(Records contained in a dataset)
## BEGIN
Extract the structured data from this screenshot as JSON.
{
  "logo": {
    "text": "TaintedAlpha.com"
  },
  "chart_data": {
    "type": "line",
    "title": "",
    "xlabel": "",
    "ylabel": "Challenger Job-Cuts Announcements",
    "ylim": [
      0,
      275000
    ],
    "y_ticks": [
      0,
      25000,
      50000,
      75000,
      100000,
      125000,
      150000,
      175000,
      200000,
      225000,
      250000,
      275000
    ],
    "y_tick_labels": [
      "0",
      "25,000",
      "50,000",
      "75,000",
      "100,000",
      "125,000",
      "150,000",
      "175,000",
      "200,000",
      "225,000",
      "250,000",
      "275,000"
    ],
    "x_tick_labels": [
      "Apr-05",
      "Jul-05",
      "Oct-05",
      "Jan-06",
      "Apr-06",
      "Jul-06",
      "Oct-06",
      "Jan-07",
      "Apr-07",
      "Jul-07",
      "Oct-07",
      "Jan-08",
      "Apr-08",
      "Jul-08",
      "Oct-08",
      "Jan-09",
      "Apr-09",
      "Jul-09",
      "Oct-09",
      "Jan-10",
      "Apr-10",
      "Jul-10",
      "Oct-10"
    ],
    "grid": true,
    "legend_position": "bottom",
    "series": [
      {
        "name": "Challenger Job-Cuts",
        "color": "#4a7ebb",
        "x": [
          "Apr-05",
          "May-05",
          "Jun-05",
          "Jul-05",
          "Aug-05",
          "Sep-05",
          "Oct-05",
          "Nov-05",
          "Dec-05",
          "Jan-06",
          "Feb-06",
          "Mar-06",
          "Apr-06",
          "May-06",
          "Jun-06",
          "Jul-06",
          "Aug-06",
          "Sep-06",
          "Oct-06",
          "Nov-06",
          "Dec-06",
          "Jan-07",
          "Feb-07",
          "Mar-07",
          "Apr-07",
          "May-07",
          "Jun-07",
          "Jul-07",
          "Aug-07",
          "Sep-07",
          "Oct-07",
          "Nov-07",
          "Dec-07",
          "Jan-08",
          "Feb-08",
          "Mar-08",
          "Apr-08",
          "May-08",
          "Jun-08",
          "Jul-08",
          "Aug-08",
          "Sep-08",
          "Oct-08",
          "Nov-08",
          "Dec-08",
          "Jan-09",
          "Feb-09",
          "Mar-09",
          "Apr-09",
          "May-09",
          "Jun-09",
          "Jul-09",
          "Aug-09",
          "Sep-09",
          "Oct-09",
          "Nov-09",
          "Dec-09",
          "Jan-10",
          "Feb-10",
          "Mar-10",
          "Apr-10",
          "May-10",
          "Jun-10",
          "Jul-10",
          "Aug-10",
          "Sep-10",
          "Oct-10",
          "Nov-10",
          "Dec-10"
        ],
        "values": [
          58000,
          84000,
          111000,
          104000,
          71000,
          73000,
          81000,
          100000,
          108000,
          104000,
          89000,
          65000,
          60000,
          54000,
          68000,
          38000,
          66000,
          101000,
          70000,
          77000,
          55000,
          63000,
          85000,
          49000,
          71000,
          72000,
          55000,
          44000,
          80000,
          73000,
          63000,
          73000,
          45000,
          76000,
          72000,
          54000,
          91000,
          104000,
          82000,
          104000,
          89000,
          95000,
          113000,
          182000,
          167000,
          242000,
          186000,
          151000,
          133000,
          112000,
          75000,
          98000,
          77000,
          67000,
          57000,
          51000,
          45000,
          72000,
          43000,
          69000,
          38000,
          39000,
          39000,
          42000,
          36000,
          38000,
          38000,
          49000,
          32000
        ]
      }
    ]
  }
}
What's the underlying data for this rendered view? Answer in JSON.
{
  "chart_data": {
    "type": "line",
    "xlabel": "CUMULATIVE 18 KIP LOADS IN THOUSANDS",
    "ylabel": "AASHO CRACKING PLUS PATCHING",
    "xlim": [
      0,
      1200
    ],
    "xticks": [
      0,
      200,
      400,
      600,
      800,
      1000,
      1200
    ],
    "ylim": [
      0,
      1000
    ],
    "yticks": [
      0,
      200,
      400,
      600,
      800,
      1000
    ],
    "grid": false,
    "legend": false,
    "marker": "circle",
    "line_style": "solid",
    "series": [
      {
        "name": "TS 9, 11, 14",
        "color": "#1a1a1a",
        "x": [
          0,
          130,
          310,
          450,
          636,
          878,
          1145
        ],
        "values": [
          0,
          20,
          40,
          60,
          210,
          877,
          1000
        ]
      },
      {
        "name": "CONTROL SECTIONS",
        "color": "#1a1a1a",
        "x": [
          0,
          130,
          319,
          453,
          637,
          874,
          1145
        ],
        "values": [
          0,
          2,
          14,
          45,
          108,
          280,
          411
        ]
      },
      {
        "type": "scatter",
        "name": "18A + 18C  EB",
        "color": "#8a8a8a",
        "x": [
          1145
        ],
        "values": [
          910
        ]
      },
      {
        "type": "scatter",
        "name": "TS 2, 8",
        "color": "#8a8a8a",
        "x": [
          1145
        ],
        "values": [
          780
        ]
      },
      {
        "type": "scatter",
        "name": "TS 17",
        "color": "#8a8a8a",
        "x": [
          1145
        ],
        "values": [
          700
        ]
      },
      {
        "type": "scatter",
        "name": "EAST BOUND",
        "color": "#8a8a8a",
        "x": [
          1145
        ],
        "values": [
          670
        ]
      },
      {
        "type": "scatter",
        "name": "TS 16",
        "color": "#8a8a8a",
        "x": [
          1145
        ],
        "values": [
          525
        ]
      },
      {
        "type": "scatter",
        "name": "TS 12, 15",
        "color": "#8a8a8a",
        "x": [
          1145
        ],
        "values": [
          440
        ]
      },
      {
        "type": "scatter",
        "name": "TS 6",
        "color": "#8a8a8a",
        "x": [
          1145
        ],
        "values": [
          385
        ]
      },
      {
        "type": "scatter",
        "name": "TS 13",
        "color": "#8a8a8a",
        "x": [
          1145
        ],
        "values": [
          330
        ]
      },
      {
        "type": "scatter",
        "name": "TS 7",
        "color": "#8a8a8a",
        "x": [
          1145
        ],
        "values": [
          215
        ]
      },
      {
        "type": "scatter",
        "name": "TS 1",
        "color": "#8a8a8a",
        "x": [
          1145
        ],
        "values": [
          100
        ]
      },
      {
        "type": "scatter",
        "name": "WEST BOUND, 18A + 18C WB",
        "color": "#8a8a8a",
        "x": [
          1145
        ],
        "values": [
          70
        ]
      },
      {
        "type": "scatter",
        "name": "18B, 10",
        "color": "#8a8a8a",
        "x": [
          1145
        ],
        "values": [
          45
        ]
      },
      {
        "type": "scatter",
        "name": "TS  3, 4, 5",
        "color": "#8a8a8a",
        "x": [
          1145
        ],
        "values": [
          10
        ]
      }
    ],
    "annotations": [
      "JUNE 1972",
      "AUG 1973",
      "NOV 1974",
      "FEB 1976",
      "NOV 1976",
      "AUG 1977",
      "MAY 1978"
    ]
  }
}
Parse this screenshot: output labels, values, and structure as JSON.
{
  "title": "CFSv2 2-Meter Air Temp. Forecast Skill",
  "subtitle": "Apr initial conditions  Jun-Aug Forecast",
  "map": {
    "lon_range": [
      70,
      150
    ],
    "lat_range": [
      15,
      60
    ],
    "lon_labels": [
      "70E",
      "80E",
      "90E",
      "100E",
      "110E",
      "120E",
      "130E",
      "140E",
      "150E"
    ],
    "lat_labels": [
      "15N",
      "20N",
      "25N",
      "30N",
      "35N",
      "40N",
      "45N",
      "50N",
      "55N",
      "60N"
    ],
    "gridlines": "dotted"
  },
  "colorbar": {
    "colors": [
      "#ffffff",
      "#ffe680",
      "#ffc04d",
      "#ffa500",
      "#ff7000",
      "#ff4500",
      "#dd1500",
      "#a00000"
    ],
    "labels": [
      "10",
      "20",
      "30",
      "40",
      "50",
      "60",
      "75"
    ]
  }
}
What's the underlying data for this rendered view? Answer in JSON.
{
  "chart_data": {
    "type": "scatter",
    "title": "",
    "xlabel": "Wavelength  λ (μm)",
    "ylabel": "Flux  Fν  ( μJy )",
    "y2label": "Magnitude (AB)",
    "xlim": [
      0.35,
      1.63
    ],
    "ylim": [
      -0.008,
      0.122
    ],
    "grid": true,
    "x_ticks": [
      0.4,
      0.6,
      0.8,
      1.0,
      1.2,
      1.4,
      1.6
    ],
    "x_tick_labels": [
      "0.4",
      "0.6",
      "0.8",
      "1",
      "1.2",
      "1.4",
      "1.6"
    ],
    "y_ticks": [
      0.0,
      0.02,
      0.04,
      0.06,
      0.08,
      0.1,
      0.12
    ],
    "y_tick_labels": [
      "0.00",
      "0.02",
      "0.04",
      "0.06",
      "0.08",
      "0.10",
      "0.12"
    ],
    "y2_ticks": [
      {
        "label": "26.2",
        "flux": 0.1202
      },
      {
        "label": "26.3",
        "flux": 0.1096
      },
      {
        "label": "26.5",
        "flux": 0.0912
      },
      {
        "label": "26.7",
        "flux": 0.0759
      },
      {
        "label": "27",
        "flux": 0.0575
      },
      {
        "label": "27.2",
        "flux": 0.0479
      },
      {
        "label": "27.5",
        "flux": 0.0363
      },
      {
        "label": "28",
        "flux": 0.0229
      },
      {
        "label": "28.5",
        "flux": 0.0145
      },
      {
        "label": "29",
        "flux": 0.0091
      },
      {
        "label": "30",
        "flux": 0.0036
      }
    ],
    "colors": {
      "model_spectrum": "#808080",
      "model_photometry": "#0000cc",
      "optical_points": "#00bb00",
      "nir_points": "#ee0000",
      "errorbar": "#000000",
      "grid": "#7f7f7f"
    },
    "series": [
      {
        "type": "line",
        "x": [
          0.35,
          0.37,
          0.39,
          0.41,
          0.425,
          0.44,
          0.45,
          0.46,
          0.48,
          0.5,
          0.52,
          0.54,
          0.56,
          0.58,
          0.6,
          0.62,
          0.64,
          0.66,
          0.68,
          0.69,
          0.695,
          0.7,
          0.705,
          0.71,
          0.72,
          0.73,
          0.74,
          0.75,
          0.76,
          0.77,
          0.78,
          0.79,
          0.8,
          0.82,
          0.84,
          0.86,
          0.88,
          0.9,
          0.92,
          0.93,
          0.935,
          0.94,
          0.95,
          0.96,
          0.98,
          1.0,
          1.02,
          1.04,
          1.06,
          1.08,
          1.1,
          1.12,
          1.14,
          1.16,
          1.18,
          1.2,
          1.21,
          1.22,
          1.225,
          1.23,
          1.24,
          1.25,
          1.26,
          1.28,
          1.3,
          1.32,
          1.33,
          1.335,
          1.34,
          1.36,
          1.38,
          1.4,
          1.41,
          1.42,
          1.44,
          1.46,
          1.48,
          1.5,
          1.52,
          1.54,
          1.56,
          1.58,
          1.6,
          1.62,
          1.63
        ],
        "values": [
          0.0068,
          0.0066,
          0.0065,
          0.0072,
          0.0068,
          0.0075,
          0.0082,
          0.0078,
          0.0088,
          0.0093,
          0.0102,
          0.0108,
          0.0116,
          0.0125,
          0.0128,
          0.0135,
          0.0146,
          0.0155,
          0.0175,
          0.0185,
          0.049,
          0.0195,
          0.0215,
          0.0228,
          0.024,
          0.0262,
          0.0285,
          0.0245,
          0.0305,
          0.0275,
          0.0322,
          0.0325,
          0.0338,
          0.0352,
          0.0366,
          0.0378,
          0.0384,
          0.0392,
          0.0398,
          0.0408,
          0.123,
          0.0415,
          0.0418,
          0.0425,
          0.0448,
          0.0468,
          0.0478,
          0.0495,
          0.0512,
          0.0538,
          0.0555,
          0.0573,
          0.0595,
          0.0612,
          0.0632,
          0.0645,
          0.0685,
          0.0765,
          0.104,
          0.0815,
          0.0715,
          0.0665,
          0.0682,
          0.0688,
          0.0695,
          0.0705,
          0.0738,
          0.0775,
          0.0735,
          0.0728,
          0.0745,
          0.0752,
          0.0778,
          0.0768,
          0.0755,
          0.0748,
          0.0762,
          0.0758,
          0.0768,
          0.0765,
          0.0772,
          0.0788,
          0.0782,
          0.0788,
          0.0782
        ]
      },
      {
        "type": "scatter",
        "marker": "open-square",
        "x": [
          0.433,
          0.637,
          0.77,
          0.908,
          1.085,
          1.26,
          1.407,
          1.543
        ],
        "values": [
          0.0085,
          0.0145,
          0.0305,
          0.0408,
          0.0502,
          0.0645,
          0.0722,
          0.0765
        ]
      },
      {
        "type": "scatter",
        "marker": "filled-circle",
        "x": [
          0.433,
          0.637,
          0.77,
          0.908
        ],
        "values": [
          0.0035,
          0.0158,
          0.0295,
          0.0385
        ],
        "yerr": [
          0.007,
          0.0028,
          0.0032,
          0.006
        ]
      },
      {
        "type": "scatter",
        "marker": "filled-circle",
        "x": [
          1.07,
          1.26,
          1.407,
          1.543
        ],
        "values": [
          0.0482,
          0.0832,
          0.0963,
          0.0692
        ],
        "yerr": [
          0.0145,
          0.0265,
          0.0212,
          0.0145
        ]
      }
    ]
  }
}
## END
(GIVEN TASK)
Identify the lines above that contain the word "marker", then copy them.

(EXERCISE ANSWER)
    "marker": "circle",
        "marker": "open-square",
        "marker": "filled-circle",
        "marker": "filled-circle",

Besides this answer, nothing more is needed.